Data entries for graphics –
------------------------------------------------
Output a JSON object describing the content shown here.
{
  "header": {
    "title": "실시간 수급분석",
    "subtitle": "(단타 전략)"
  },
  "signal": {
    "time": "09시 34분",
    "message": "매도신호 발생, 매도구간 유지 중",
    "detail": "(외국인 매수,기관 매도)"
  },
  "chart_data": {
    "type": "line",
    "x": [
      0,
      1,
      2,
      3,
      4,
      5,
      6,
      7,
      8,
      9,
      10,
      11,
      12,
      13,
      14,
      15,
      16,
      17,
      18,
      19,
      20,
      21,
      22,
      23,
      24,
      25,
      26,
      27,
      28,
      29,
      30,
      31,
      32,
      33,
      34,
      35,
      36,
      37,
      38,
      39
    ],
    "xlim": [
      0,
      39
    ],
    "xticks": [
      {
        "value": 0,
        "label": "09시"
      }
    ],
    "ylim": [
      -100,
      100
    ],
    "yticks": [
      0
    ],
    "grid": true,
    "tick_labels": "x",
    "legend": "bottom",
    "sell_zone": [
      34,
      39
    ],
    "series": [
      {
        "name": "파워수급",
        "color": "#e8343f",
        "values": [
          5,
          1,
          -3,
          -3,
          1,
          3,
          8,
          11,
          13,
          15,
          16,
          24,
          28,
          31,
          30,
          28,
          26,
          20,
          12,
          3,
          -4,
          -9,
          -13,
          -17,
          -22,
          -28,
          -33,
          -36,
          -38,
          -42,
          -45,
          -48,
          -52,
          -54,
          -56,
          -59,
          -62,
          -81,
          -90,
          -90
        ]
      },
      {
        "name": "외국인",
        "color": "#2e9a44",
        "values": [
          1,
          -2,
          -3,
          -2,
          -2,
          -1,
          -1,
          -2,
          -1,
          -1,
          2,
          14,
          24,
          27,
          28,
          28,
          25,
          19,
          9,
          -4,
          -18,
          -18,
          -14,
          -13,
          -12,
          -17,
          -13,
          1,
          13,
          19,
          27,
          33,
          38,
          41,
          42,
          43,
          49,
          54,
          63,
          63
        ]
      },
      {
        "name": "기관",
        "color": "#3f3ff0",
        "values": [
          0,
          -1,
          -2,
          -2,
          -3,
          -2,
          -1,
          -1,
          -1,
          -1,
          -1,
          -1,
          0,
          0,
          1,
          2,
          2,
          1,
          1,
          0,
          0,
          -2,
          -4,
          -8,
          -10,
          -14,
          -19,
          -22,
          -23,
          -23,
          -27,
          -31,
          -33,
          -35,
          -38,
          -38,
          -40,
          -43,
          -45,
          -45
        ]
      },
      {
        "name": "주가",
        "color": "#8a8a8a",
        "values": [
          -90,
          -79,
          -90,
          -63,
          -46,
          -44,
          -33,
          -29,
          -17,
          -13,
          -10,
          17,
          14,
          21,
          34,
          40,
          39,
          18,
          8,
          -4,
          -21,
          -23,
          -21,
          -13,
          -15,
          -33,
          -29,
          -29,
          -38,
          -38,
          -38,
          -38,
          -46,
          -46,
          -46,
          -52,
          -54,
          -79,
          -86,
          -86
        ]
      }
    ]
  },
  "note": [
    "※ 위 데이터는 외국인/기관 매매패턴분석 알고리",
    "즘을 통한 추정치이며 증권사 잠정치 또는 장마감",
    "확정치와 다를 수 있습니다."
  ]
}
------------------------------------------------
Directive –
Reproduce each line of the entries in which the word "color" is found.

Exercise response –
        "color": "#e8343f",
        "color": "#2e9a44",
        "color": "#3f3ff0",
        "color": "#8a8a8a",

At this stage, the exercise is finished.